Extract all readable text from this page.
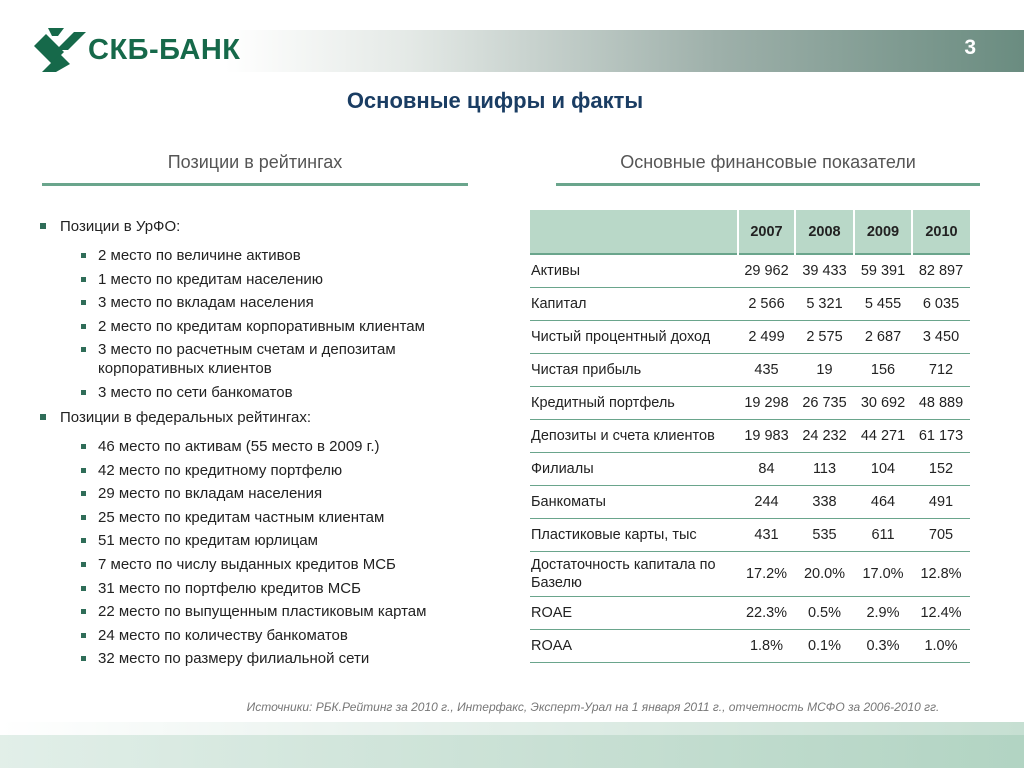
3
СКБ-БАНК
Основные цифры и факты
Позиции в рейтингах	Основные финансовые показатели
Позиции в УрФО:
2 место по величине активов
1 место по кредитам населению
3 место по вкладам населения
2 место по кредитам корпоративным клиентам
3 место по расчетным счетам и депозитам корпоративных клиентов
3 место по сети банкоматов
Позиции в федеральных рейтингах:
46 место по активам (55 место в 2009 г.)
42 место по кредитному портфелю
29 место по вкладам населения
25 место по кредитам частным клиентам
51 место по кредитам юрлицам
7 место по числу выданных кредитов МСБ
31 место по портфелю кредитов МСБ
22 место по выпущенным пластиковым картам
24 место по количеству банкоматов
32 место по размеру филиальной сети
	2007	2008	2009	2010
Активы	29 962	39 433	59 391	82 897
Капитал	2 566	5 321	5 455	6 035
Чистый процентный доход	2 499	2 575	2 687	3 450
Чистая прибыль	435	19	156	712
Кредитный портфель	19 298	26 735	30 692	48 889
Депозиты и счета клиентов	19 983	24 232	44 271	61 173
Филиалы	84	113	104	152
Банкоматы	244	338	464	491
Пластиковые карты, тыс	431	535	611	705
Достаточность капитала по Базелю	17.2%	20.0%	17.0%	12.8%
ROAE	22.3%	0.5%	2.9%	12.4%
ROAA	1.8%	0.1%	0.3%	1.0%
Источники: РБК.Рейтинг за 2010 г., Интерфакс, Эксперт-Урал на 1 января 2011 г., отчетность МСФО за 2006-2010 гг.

=-=-=

### Task details:
Skip the pictures and print each record exactly as it stands.

### Task result:
Extract all readable text from this page.
3
СКБ-БАНК
Основные цифры и факты
Позиции в рейтингах	Основные финансовые показатели
Позиции в УрФО:
2 место по величине активов
1 место по кредитам населению
3 место по вкладам населения
2 место по кредитам корпоративным клиентам
3 место по расчетным счетам и депозитам корпоративных клиентов
3 место по сети банкоматов
Позиции в федеральных рейтингах:
46 место по активам (55 место в 2009 г.)
42 место по кредитному портфелю
29 место по вкладам населения
25 место по кредитам частным клиентам
51 место по кредитам юрлицам
7 место по числу выданных кредитов МСБ
31 место по портфелю кредитов МСБ
22 место по выпущенным пластиковым картам
24 место по количеству банкоматов
32 место по размеру филиальной сети
	2007	2008	2009	2010
Активы	29 962	39 433	59 391	82 897
Капитал	2 566	5 321	5 455	6 035
Чистый процентный доход	2 499	2 575	2 687	3 450
Чистая прибыль	435	19	156	712
Кредитный портфель	19 298	26 735	30 692	48 889
Депозиты и счета клиентов	19 983	24 232	44 271	61 173
Филиалы	84	113	104	152
Банкоматы	244	338	464	491
Пластиковые карты, тыс	431	535	611	705
Достаточность капитала по Базелю	17.2%	20.0%	17.0%	12.8%
ROAE	22.3%	0.5%	2.9%	12.4%
ROAA	1.8%	0.1%	0.3%	1.0%
Источники: РБК.Рейтинг за 2010 г., Интерфакс, Эксперт-Урал на 1 января 2011 г., отчетность МСФО за 2006-2010 гг.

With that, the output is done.